··· EXCERPT TO READ

Tracing vs. Partial Evaluation: Artifact Description
This document gives an overview of the experimental setup used for our paper. We provide brief setup instructions to facilitate re-execution, and detail how the benchmark results were processed for the paper.
This material here is also available in a public GitHub repository.
1. Getting Started Guide
The artifact is provided as a VirtualBox image. For separate source and data downloads, please see section 3.
1.1 Download
VirtualBox Image: Mirror 1, Mirror 2
MD5 check sum: d7ac6b99ba4f02efe2ac8f7685176a80
1.2 Setup Instructions
The VirtualBox image was created with version 4.3.28 available from virtualbox.org.

······

▶ [TASKS FOR THIS EXERCISE]:
- 1) In the artifact description, which version of VirtualBox was used to create the image?
- 2) Decide whether each statement agrees with the artifact description. Answer yes or no for each and quote the words that decide it.
(a) The artifact is distributed as a VirtualBox image.
(b) The material is available only inside the VirtualBox image.
(c) Separate source and data downloads are covered in section 2.
- 3) Reproduce the passage of the artifact description starting at "This material here" and ending at "see section 3.".

··· INFORMATION PROVIDED

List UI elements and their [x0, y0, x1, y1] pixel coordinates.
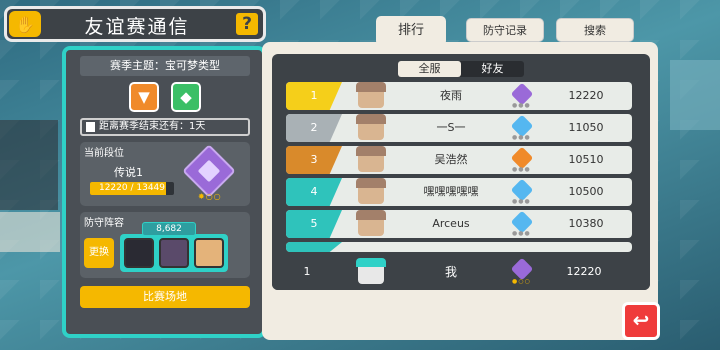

······

▶ [SOLUTIONS TO THE EXERCISE]:
- 1) Version 4.3.28.

- 2)
(a) Yes: "The artifact is provided as a VirtualBox image."
(b) No: "This material here is also available in a public GitHub repository."
(c) No: "For separate source and data downloads, please see section 3."

- 3)
This material here is also available in a public GitHub repository.
1. Getting Started Guide
The artifact is provided as a VirtualBox image. For separate source and data downloads, please see section 3.